• **REQUIREMENT**
Leave out the pictures and repeat everything else in the records exactly.
* START PROVIDED INFORMATION *
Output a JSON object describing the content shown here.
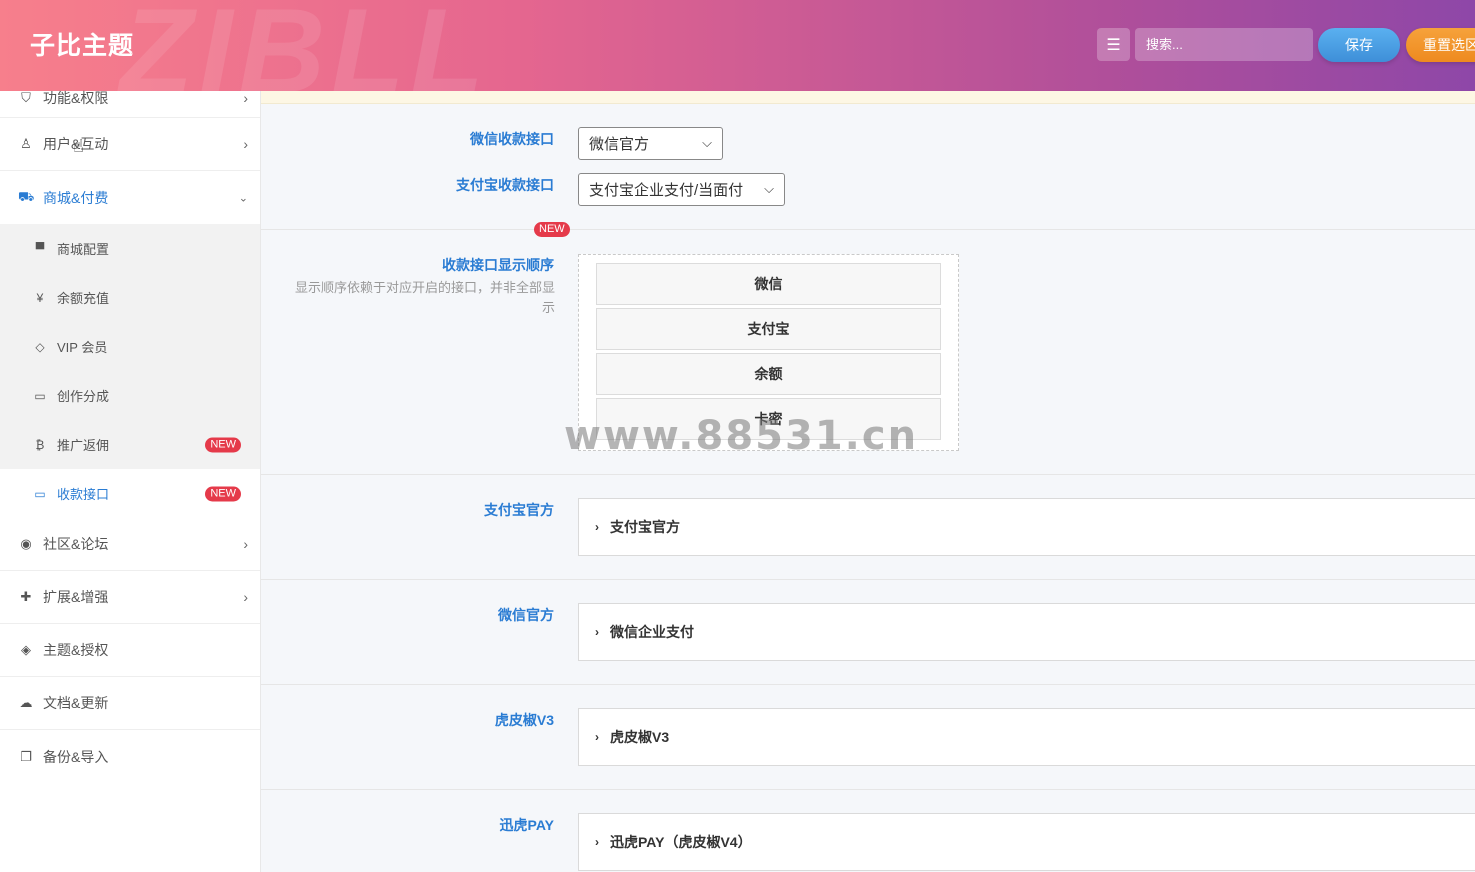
{
  "header": {
    "brand": "子比主题",
    "watermark_logo": "ZIBLL",
    "search_placeholder": "搜索...",
    "save_label": "保存",
    "reset_label": "重置选区"
  },
  "sidebar": {
    "items_top": [
      {
        "label": "功能&权限",
        "icon": "shield-icon",
        "glyph": "⛉"
      },
      {
        "label": "用户&互动",
        "icon": "user-icon",
        "glyph": "♙"
      }
    ],
    "open_item": {
      "label": "商城&付费",
      "icon": "cart-icon",
      "glyph": "🛒"
    },
    "sub_items": [
      {
        "label": "商城配置",
        "icon": "shopping-bag-icon",
        "glyph": "👜",
        "badge": ""
      },
      {
        "label": "余额充值",
        "icon": "yen-icon",
        "glyph": "¥",
        "badge": ""
      },
      {
        "label": "VIP 会员",
        "icon": "diamond-icon",
        "glyph": "◇",
        "badge": ""
      },
      {
        "label": "创作分成",
        "icon": "inbox-icon",
        "glyph": "▭",
        "badge": ""
      },
      {
        "label": "推广返佣",
        "icon": "bitcoin-icon",
        "glyph": "₿",
        "badge": "NEW"
      },
      {
        "label": "收款接口",
        "icon": "credit-card-icon",
        "glyph": "▭",
        "badge": "NEW"
      }
    ],
    "items_bottom": [
      {
        "label": "社区&论坛",
        "icon": "compass-icon",
        "glyph": "◉",
        "arrow": true
      },
      {
        "label": "扩展&增强",
        "icon": "puzzle-icon",
        "glyph": "✚",
        "arrow": true
      },
      {
        "label": "主题&授权",
        "icon": "gitlab-icon",
        "glyph": "◈",
        "arrow": false
      },
      {
        "label": "文档&更新",
        "icon": "cloud-upload-icon",
        "glyph": "☁",
        "arrow": false
      },
      {
        "label": "备份&导入",
        "icon": "copy-icon",
        "glyph": "❐",
        "arrow": false
      }
    ]
  },
  "main": {
    "wechat_interface": {
      "label": "微信收款接口",
      "value": "微信官方"
    },
    "alipay_interface": {
      "label": "支付宝收款接口",
      "value": "支付宝企业支付/当面付"
    },
    "new_tag": "NEW",
    "sort_order": {
      "label": "收款接口显示顺序",
      "desc": "显示顺序依赖于对应开启的接口，并非全部显示",
      "items": [
        "微信",
        "支付宝",
        "余额",
        "卡密"
      ]
    },
    "sections": [
      {
        "label": "支付宝官方",
        "accordion": "支付宝官方"
      },
      {
        "label": "微信官方",
        "accordion": "微信企业支付"
      },
      {
        "label": "虎皮椒V3",
        "accordion": "虎皮椒V3"
      },
      {
        "label": "迅虎PAY",
        "accordion": "迅虎PAY（虎皮椒V4）"
      }
    ],
    "watermark": "www.88531.cn"
  }
}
* END PROVIDED INFORMATION *
• **TASK SOLUTION**
Output a JSON object describing the content shown here.
{
  "header": {
    "brand": "子比主题",
    "watermark_logo": "ZIBLL",
    "search_placeholder": "搜索...",
    "save_label": "保存",
    "reset_label": "重置选区"
  },
  "sidebar": {
    "items_top": [
      {
        "label": "功能&权限",
        "icon": "shield-icon",
        "glyph": "⛉"
      },
      {
        "label": "用户&互动",
        "icon": "user-icon",
        "glyph": "♙"
      }
    ],
    "open_item": {
      "label": "商城&付费",
      "icon": "cart-icon",
      "glyph": "🛒"
    },
    "sub_items": [
      {
        "label": "商城配置",
        "icon": "shopping-bag-icon",
        "glyph": "👜",
        "badge": ""
      },
      {
        "label": "余额充值",
        "icon": "yen-icon",
        "glyph": "¥",
        "badge": ""
      },
      {
        "label": "VIP 会员",
        "icon": "diamond-icon",
        "glyph": "◇",
        "badge": ""
      },
      {
        "label": "创作分成",
        "icon": "inbox-icon",
        "glyph": "▭",
        "badge": ""
      },
      {
        "label": "推广返佣",
        "icon": "bitcoin-icon",
        "glyph": "₿",
        "badge": "NEW"
      },
      {
        "label": "收款接口",
        "icon": "credit-card-icon",
        "glyph": "▭",
        "badge": "NEW"
      }
    ],
    "items_bottom": [
      {
        "label": "社区&论坛",
        "icon": "compass-icon",
        "glyph": "◉",
        "arrow": true
      },
      {
        "label": "扩展&增强",
        "icon": "puzzle-icon",
        "glyph": "✚",
        "arrow": true
      },
      {
        "label": "主题&授权",
        "icon": "gitlab-icon",
        "glyph": "◈",
        "arrow": false
      },
      {
        "label": "文档&更新",
        "icon": "cloud-upload-icon",
        "glyph": "☁",
        "arrow": false
      },
      {
        "label": "备份&导入",
        "icon": "copy-icon",
        "glyph": "❐",
        "arrow": false
      }
    ]
  },
  "main": {
    "wechat_interface": {
      "label": "微信收款接口",
      "value": "微信官方"
    },
    "alipay_interface": {
      "label": "支付宝收款接口",
      "value": "支付宝企业支付/当面付"
    },
    "new_tag": "NEW",
    "sort_order": {
      "label": "收款接口显示顺序",
      "desc": "显示顺序依赖于对应开启的接口，并非全部显示",
      "items": [
        "微信",
        "支付宝",
        "余额",
        "卡密"
      ]
    },
    "sections": [
      {
        "label": "支付宝官方",
        "accordion": "支付宝官方"
      },
      {
        "label": "微信官方",
        "accordion": "微信企业支付"
      },
      {
        "label": "虎皮椒V3",
        "accordion": "虎皮椒V3"
      },
      {
        "label": "迅虎PAY",
        "accordion": "迅虎PAY（虎皮椒V4）"
      }
    ],
    "watermark": "www.88531.cn"
  }
}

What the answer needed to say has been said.